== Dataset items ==
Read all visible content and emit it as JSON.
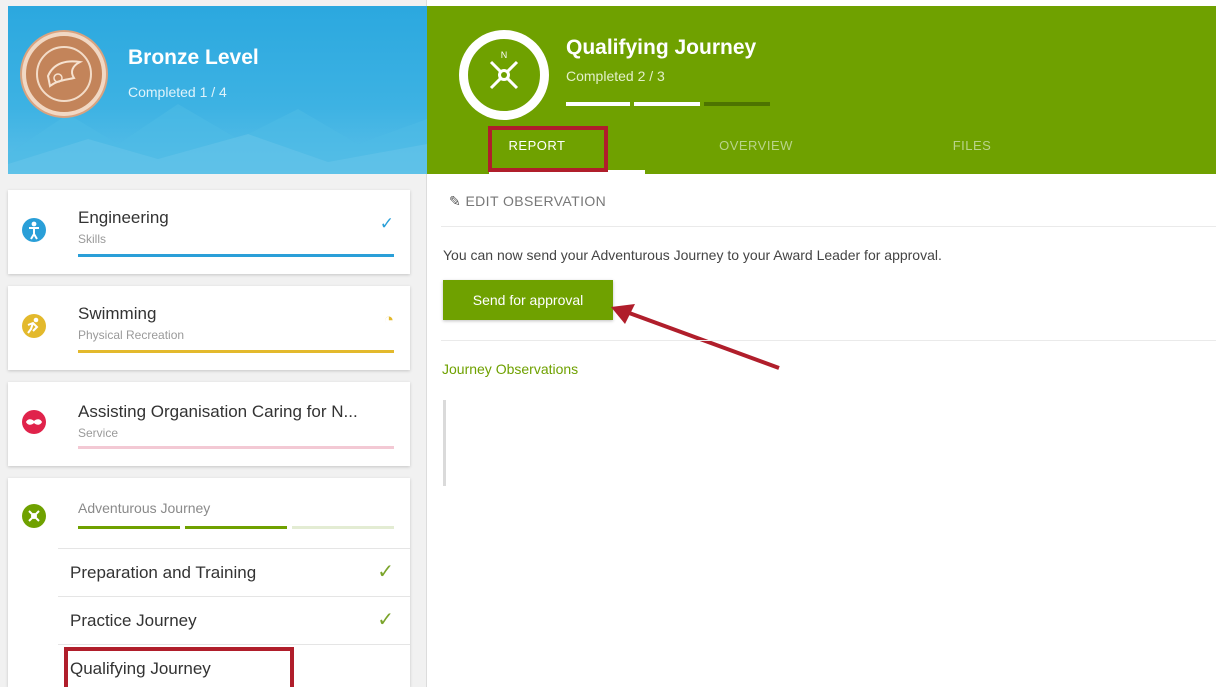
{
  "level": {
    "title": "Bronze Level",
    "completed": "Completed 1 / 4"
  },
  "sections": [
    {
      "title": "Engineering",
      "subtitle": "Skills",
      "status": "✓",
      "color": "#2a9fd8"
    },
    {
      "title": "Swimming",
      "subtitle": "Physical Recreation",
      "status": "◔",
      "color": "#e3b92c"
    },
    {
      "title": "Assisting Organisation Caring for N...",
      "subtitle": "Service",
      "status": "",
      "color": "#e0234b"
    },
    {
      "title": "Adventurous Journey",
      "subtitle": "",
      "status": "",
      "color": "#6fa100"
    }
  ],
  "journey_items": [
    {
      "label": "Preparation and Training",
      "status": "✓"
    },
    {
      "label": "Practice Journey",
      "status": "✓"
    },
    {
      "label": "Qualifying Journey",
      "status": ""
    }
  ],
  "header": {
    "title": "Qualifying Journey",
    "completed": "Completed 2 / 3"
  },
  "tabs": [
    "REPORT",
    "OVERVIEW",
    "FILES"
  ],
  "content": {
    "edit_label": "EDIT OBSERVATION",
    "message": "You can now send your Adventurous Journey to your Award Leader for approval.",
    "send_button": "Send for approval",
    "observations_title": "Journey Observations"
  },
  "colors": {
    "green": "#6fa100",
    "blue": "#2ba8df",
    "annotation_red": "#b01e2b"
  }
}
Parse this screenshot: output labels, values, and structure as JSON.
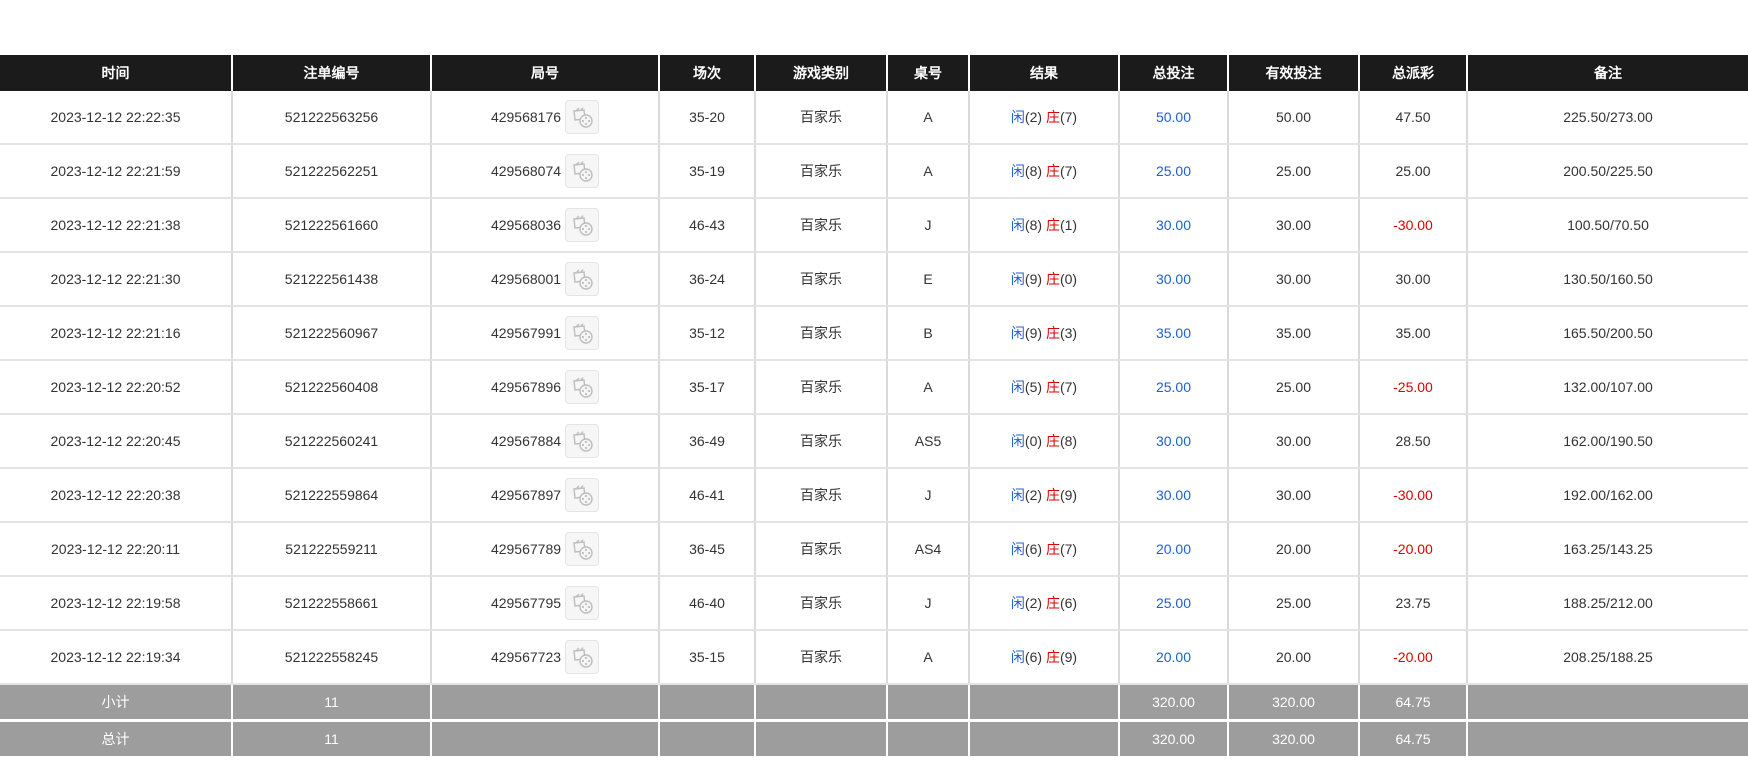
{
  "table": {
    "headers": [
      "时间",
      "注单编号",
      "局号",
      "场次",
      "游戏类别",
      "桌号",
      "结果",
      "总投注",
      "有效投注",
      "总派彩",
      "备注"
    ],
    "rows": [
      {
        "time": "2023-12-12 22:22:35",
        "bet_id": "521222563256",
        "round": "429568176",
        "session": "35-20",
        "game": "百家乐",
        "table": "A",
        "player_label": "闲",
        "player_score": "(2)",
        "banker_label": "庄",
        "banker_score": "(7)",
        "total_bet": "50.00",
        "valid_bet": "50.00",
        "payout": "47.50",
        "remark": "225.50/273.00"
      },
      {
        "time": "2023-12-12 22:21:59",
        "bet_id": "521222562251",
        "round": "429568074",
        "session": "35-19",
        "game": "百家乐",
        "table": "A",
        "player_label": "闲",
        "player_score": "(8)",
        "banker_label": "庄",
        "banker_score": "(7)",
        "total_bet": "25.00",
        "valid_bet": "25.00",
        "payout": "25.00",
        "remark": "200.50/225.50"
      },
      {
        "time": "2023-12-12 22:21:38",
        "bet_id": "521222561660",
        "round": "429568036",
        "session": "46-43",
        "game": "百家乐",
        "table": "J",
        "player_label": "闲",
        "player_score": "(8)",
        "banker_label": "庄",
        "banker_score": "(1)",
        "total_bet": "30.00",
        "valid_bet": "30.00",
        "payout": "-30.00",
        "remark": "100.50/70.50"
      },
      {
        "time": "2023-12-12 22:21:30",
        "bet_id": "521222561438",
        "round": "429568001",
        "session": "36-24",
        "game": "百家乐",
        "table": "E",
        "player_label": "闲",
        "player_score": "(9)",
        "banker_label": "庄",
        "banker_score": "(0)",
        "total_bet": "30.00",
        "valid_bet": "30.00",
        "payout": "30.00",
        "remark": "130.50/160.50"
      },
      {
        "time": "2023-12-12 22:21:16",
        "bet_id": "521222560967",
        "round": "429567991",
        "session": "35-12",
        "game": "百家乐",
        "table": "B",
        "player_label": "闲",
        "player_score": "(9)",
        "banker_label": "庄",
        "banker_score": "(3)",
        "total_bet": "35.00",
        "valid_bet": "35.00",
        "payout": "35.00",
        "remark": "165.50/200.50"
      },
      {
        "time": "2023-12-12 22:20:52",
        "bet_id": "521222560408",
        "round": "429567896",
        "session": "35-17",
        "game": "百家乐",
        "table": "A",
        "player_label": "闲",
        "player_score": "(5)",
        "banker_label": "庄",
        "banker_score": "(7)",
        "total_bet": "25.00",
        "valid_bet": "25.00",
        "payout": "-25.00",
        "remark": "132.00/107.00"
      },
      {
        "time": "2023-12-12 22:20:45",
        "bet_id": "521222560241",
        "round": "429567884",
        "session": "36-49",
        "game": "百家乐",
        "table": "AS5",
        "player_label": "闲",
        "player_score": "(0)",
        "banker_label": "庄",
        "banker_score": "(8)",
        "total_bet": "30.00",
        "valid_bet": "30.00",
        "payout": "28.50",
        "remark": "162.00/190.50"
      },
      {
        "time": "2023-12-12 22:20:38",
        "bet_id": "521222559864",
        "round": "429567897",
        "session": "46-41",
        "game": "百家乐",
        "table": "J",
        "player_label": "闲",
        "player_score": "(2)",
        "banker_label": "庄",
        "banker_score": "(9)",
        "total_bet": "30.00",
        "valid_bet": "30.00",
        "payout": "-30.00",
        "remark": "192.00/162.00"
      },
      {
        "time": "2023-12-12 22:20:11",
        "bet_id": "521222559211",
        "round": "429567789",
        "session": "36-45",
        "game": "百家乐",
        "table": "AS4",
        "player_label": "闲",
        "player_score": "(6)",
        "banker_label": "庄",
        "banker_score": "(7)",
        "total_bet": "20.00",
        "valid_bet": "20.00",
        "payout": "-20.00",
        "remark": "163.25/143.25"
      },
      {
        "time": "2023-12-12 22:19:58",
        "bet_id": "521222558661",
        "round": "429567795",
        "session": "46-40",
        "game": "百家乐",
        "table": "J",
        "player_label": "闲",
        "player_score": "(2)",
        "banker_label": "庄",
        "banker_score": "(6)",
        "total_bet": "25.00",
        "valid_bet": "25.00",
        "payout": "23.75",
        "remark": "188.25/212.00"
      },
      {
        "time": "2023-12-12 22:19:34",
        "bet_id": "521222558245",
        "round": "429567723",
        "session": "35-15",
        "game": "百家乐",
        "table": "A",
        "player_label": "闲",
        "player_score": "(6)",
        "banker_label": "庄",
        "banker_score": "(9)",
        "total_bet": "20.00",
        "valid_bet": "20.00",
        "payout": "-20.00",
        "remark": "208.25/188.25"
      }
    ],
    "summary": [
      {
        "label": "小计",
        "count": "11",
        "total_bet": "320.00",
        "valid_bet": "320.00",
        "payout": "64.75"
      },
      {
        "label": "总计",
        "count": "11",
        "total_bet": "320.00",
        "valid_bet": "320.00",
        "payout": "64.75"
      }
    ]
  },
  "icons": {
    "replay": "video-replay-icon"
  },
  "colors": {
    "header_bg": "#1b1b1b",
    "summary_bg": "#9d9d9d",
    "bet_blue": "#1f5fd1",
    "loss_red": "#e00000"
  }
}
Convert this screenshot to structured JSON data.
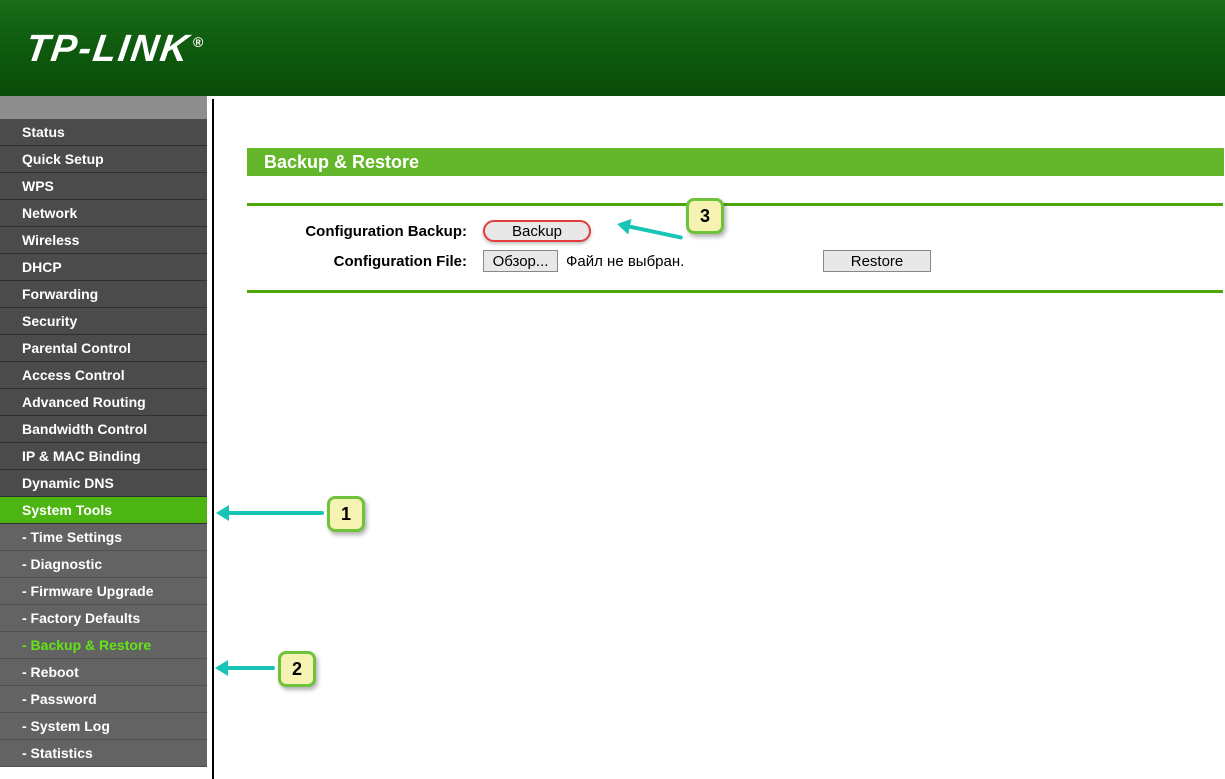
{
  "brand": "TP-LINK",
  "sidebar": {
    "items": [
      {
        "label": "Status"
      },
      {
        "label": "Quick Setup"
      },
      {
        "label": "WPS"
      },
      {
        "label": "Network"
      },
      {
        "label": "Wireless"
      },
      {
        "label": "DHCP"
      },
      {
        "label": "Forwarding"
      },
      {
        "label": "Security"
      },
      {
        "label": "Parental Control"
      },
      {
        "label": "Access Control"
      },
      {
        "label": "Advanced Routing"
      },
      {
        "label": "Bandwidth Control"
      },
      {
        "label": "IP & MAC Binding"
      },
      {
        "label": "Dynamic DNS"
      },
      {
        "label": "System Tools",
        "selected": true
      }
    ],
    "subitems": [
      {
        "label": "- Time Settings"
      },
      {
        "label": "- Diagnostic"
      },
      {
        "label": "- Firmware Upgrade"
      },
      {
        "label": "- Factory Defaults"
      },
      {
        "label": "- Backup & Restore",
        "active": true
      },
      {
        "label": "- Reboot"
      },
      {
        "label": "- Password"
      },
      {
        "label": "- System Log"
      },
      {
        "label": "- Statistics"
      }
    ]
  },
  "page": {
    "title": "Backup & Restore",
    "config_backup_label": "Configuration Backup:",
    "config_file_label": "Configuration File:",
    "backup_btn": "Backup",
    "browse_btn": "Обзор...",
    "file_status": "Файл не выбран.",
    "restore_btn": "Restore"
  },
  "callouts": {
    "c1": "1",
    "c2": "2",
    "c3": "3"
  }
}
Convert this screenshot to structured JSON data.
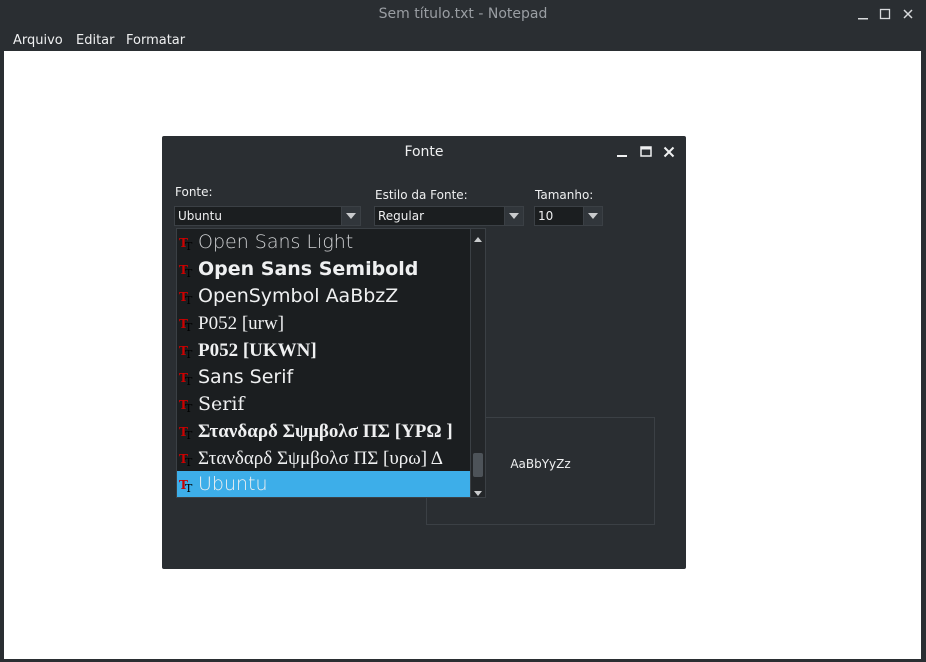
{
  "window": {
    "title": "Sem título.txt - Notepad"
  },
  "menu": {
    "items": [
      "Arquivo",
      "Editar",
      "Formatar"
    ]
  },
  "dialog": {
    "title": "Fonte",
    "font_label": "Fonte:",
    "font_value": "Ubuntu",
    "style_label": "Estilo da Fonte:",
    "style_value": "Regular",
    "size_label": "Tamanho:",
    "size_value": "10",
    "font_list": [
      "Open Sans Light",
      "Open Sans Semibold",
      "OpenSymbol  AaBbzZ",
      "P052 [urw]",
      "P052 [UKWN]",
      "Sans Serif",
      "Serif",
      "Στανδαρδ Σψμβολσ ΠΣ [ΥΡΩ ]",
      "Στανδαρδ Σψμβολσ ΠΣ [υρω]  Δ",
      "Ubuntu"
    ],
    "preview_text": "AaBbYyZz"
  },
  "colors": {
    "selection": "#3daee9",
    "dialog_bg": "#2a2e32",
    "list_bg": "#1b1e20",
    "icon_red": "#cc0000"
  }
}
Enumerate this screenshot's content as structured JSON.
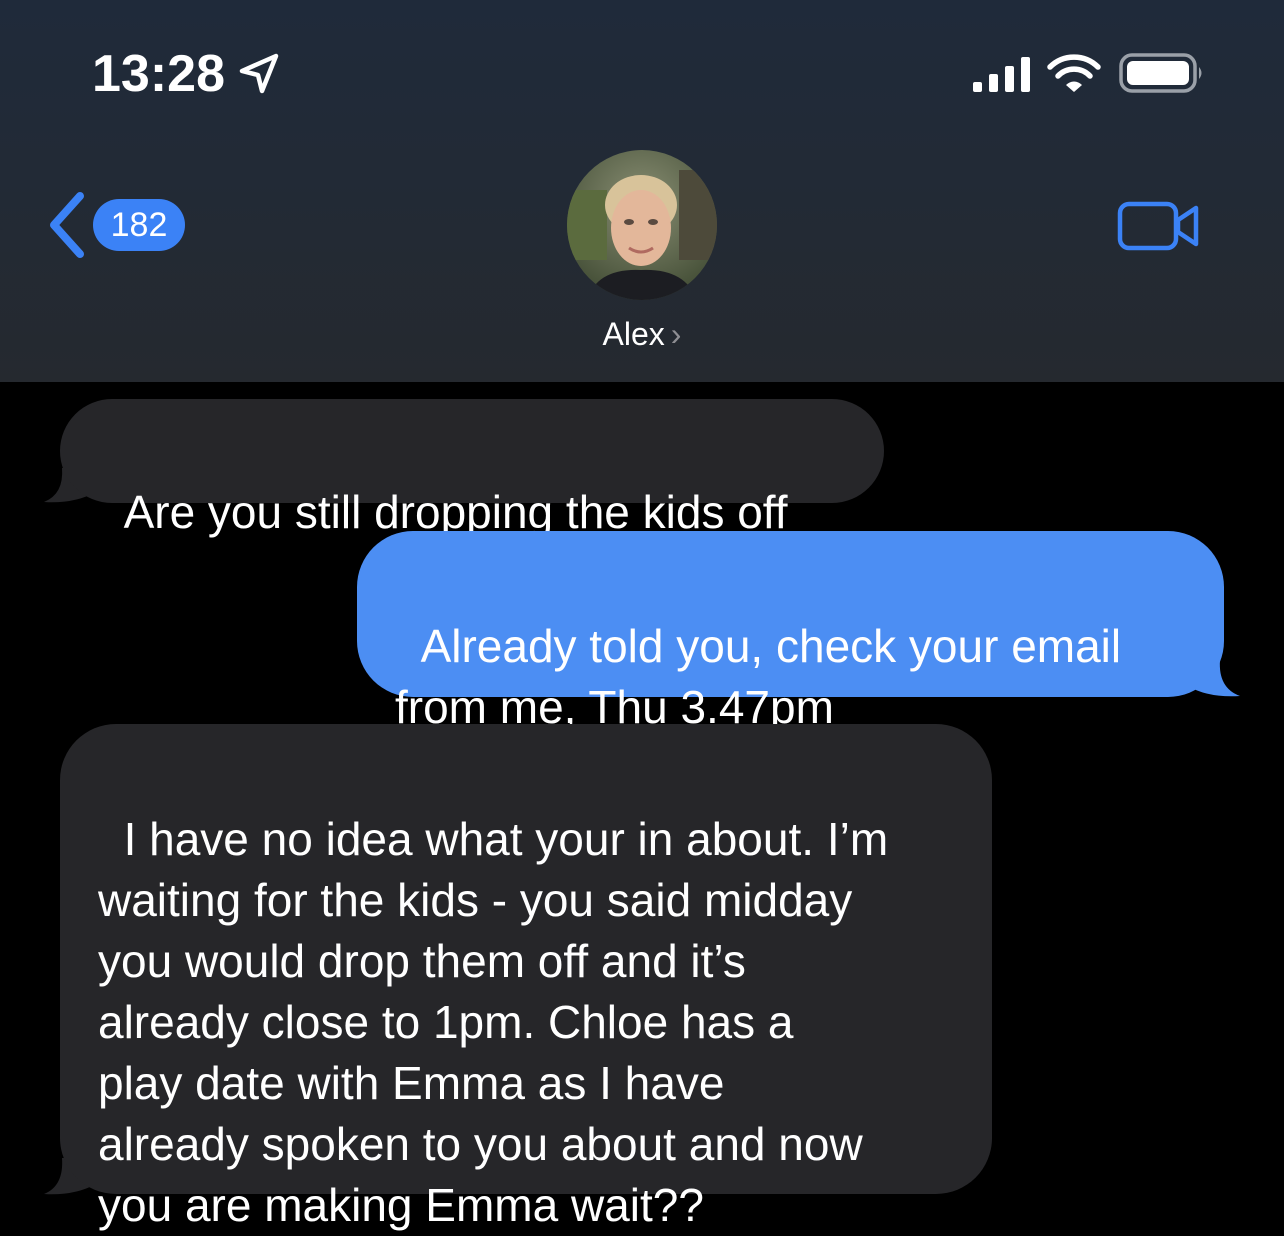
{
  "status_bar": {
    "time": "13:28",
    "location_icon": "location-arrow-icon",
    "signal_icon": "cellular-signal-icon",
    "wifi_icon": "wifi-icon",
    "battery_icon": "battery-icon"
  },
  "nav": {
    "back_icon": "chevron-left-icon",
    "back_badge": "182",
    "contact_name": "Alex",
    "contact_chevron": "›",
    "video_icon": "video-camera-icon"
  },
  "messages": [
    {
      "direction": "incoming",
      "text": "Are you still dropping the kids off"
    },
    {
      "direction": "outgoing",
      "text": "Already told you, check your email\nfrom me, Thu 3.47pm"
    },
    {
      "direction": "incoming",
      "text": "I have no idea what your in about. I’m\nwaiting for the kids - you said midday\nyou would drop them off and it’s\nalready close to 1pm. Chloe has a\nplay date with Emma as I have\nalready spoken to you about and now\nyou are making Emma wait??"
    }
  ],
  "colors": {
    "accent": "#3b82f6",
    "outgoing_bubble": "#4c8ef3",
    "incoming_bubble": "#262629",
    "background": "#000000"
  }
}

== Short exercise ==
Determine how many lines above contain "this" as a word or string. Give the number alone.

== Complete output ==
4